■ **ITEMS**:
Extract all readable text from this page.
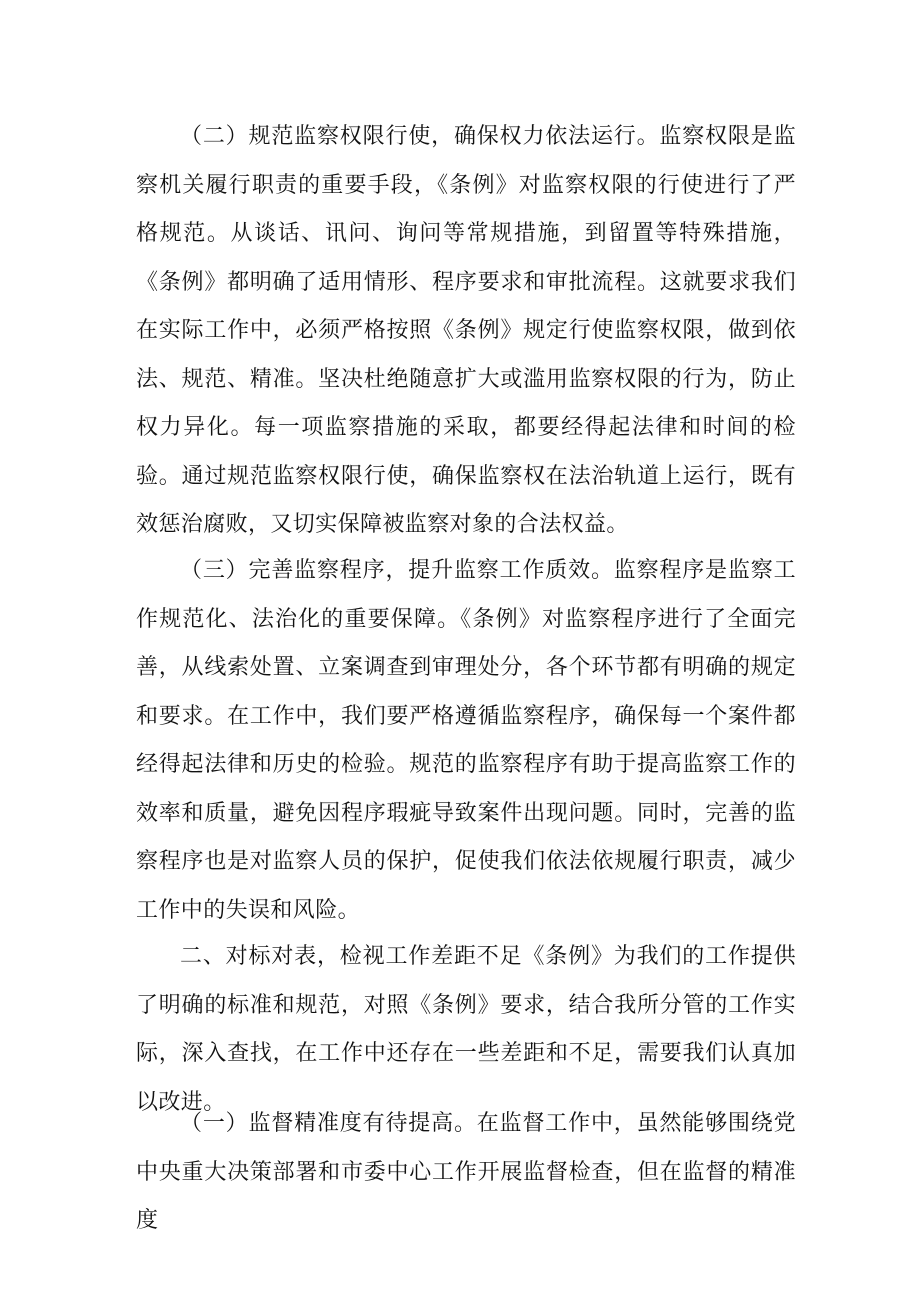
（二）规范监察权限行使，确保权力依法运行。监察权限是监察机关履行职责的重要手段，《条例》对监察权限的行使进行了严格规范。从谈话、讯问、询问等常规措施，到留置等特殊措施，《条例》都明确了适用情形、程序要求和审批流程。这就要求我们在实际工作中，必须严格按照《条例》规定行使监察权限，做到依法、规范、精准。坚决杜绝随意扩大或滥用监察权限的行为，防止权力异化。每一项监察措施的采取，都要经得起法律和时间的检验。通过规范监察权限行使，确保监察权在法治轨道上运行，既有效惩治腐败，又切实保障被监察对象的合法权益。

（三）完善监察程序，提升监察工作质效。监察程序是监察工作规范化、法治化的重要保障。《条例》对监察程序进行了全面完善，从线索处置、立案调查到审理处分，各个环节都有明确的规定和要求。在工作中，我们要严格遵循监察程序，确保每一个案件都经得起法律和历史的检验。规范的监察程序有助于提高监察工作的效率和质量，避免因程序瑕疵导致案件出现问题。同时，完善的监察程序也是对监察人员的保护，促使我们依法依规履行职责，减少工作中的失误和风险。

二、对标对表，检视工作差距不足《条例》为我们的工作提供了明确的标准和规范，对照《条例》要求，结合我所分管的工作实际，深入查找，在工作中还存在一些差距和不足，需要我们认真加以改进。

（一）监督精准度有待提高。在监督工作中，虽然能够围绕党中央重大决策部署和市委中心工作开展监督检查，但在监督的精准度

■ **PROMPT**:
From the material above, copy everything exactly but the pictures.

■ **THE OUTPUT**:
Extract all readable text from this page.
（二）规范监察权限行使，确保权力依法运行。监察权限是监察机关履行职责的重要手段，《条例》对监察权限的行使进行了严格规范。从谈话、讯问、询问等常规措施，到留置等特殊措施，《条例》都明确了适用情形、程序要求和审批流程。这就要求我们在实际工作中，必须严格按照《条例》规定行使监察权限，做到依法、规范、精准。坚决杜绝随意扩大或滥用监察权限的行为，防止权力异化。每一项监察措施的采取，都要经得起法律和时间的检验。通过规范监察权限行使，确保监察权在法治轨道上运行，既有效惩治腐败，又切实保障被监察对象的合法权益。

（三）完善监察程序，提升监察工作质效。监察程序是监察工作规范化、法治化的重要保障。《条例》对监察程序进行了全面完善，从线索处置、立案调查到审理处分，各个环节都有明确的规定和要求。在工作中，我们要严格遵循监察程序，确保每一个案件都经得起法律和历史的检验。规范的监察程序有助于提高监察工作的效率和质量，避免因程序瑕疵导致案件出现问题。同时，完善的监察程序也是对监察人员的保护，促使我们依法依规履行职责，减少工作中的失误和风险。

二、对标对表，检视工作差距不足《条例》为我们的工作提供了明确的标准和规范，对照《条例》要求，结合我所分管的工作实际，深入查找，在工作中还存在一些差距和不足，需要我们认真加以改进。

（一）监督精准度有待提高。在监督工作中，虽然能够围绕党中央重大决策部署和市委中心工作开展监督检查，但在监督的精准度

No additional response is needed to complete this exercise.